• _WORK TO BE COMPLETED_
Wherever the word "groups" turns up in a line of the entries, copy that line.

• _EXCERPTED DATA_

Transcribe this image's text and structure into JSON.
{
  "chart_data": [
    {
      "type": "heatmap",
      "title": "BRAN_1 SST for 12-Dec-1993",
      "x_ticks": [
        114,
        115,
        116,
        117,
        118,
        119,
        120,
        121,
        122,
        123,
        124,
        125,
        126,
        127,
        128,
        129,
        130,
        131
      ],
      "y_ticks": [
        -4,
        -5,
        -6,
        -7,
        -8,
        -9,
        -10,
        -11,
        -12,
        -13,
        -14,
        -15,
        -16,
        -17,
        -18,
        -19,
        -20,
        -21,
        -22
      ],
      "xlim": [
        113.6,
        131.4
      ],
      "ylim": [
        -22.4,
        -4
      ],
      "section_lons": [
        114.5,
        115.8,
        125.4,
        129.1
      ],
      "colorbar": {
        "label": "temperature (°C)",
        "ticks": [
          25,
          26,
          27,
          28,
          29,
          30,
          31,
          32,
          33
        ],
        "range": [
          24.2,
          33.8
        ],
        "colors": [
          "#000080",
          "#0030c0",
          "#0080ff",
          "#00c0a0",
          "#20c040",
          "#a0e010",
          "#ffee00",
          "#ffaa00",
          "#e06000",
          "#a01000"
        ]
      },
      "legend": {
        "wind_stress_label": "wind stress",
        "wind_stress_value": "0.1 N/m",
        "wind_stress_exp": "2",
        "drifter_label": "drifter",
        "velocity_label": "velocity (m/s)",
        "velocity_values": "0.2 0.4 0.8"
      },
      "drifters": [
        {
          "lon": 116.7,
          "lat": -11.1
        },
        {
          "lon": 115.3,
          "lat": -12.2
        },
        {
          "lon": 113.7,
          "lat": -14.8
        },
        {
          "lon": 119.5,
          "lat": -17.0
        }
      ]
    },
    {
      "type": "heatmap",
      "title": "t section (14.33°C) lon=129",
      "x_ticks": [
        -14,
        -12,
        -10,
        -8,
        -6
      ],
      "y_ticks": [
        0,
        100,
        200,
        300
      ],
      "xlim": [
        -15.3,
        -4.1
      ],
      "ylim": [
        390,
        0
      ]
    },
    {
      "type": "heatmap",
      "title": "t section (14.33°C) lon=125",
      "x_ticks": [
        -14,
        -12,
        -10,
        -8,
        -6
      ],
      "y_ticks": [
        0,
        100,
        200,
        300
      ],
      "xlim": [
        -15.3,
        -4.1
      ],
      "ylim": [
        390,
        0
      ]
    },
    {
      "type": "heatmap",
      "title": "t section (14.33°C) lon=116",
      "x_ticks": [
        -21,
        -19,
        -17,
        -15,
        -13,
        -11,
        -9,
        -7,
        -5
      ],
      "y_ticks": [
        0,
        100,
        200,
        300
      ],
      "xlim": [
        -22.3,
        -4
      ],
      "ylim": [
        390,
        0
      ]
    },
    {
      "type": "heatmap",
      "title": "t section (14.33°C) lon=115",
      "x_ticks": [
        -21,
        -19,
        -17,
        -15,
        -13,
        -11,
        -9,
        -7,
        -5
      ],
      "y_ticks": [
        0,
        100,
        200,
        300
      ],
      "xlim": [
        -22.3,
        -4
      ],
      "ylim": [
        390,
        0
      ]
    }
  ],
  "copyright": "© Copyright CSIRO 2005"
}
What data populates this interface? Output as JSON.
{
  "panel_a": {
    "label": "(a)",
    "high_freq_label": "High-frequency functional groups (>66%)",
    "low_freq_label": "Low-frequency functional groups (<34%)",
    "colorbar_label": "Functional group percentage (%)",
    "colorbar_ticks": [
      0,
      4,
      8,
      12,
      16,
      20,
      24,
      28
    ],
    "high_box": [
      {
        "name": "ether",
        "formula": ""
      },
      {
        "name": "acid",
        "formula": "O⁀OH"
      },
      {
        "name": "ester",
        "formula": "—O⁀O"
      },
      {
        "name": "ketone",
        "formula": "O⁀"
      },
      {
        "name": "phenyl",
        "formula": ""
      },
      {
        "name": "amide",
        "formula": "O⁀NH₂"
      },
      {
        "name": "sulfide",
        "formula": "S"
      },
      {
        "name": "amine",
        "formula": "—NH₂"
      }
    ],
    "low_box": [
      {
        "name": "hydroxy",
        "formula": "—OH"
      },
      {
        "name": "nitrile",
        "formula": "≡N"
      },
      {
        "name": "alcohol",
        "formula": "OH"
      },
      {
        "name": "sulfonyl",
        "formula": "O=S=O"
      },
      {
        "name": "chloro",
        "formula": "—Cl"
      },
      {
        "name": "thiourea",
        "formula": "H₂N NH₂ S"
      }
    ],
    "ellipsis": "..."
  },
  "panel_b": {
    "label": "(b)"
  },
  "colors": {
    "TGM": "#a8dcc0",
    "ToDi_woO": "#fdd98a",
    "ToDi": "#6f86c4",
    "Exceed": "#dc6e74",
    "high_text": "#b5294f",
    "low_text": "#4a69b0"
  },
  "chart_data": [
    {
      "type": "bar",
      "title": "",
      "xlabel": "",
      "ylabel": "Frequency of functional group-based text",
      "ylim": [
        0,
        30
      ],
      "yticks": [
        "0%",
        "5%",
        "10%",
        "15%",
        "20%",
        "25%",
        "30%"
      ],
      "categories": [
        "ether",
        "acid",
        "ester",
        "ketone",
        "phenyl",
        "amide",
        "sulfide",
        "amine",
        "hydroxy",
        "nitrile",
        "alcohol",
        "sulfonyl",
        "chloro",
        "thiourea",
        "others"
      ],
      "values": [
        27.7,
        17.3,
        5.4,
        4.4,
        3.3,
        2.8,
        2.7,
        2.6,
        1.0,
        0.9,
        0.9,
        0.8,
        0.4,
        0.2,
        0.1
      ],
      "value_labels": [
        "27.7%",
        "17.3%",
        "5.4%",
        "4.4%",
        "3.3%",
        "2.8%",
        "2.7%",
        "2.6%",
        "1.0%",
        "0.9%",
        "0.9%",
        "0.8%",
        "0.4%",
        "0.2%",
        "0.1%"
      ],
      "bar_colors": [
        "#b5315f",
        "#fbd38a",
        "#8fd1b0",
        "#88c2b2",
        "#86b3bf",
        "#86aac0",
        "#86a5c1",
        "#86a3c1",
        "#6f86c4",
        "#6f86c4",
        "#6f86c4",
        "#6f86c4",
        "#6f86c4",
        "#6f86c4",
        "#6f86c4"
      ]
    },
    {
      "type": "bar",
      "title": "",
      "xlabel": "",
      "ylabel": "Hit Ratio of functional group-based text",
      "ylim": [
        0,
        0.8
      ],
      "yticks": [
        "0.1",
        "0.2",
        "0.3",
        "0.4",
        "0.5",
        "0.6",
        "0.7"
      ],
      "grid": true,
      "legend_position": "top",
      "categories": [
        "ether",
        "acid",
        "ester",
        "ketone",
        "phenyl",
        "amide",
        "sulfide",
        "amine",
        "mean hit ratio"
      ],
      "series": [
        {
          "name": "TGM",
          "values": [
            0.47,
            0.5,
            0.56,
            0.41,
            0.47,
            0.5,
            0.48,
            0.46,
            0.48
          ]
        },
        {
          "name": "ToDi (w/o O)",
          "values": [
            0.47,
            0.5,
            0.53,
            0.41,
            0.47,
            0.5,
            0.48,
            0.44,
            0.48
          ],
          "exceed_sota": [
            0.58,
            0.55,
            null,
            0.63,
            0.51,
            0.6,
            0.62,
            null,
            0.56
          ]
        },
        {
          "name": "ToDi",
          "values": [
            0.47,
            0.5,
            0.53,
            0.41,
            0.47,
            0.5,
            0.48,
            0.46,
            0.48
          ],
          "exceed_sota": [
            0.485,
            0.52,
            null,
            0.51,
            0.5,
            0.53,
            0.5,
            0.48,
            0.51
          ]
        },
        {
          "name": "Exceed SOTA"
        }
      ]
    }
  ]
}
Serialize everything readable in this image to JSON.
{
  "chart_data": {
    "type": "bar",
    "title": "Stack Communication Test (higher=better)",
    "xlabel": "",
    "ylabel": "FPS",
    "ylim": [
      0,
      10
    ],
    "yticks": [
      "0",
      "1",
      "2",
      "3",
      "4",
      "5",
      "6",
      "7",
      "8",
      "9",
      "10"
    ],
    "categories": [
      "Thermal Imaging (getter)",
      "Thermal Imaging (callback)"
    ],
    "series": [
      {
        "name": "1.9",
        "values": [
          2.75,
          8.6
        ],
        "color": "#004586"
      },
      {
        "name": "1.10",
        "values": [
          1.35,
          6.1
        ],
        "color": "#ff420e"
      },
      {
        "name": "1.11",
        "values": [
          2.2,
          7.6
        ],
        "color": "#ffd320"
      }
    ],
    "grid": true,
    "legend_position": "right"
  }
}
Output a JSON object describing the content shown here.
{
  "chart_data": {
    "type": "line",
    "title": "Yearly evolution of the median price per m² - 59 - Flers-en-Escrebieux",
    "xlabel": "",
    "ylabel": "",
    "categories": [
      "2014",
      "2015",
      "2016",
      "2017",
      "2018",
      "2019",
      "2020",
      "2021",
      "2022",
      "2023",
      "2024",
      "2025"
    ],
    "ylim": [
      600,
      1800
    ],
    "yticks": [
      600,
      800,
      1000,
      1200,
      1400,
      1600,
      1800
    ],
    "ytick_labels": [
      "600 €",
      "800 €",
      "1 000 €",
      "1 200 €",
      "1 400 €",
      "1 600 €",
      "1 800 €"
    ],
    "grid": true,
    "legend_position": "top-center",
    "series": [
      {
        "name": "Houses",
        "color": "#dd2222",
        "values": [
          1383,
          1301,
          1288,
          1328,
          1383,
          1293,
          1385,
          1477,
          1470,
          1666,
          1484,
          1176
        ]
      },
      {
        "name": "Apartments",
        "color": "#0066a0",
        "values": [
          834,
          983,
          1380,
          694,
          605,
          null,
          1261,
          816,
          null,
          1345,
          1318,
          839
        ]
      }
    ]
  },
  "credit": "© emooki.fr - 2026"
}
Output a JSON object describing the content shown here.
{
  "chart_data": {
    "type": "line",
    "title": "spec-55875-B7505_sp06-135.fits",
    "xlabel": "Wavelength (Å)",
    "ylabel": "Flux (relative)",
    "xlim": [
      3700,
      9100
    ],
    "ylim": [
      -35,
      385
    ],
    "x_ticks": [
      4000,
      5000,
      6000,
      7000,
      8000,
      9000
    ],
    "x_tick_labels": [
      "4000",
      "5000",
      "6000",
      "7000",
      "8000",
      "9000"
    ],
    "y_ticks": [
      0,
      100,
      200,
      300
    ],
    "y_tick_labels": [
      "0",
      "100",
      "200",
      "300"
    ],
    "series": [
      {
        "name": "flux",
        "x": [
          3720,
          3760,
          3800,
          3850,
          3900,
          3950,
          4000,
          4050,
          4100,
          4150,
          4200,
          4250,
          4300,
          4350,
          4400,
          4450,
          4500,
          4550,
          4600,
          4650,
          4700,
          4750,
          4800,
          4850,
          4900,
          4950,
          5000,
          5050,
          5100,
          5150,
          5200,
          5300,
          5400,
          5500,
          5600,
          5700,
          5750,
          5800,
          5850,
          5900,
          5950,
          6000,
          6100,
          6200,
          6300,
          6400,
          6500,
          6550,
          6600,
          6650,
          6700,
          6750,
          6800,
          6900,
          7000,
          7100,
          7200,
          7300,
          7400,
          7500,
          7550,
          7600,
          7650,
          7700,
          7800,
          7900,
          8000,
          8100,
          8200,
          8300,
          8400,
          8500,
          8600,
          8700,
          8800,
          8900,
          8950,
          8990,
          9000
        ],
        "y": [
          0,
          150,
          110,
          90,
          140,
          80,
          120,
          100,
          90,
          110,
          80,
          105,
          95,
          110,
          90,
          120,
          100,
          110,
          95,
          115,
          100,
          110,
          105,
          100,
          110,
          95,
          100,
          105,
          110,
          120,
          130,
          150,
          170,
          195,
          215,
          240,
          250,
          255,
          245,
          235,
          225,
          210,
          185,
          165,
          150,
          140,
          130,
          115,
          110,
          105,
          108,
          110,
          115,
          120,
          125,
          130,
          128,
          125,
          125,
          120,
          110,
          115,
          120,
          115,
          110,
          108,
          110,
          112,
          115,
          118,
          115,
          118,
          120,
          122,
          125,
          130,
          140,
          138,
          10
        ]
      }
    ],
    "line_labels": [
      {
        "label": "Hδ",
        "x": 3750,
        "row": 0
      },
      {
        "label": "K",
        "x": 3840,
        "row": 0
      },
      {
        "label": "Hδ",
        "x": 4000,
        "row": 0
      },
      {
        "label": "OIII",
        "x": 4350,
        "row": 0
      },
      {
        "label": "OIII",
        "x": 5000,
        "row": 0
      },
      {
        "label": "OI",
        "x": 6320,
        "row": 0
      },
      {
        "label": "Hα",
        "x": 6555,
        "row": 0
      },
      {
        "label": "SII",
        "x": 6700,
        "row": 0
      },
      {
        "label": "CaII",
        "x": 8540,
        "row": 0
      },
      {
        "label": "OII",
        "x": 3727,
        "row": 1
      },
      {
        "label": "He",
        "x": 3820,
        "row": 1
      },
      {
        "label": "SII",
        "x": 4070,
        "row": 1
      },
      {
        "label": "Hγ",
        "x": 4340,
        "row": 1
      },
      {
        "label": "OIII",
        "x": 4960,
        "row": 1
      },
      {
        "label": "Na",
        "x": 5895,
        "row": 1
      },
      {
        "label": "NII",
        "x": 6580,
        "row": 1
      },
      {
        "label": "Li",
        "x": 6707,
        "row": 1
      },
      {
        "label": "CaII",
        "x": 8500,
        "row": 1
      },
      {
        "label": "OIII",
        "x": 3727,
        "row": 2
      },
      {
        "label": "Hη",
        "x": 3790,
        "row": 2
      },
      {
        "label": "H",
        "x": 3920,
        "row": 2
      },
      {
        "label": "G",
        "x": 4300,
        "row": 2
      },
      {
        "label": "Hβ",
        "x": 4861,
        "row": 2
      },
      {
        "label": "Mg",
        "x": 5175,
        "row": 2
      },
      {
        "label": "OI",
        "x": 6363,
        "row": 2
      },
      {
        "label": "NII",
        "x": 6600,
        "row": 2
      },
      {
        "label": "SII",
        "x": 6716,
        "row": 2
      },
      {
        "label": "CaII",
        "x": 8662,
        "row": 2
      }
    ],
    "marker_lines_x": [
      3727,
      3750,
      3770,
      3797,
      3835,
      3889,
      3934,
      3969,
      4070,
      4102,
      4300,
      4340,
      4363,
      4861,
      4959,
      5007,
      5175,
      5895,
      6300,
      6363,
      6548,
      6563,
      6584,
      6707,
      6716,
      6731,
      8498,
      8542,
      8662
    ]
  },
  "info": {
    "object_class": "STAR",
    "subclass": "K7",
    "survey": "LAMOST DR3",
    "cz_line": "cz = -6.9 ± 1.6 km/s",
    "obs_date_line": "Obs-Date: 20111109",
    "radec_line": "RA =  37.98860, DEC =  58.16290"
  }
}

• _WRITTEN ANSWER_
    "high_freq_label": "High-frequency functional groups (>66%)",
    "low_freq_label": "Low-frequency functional groups (<34%)",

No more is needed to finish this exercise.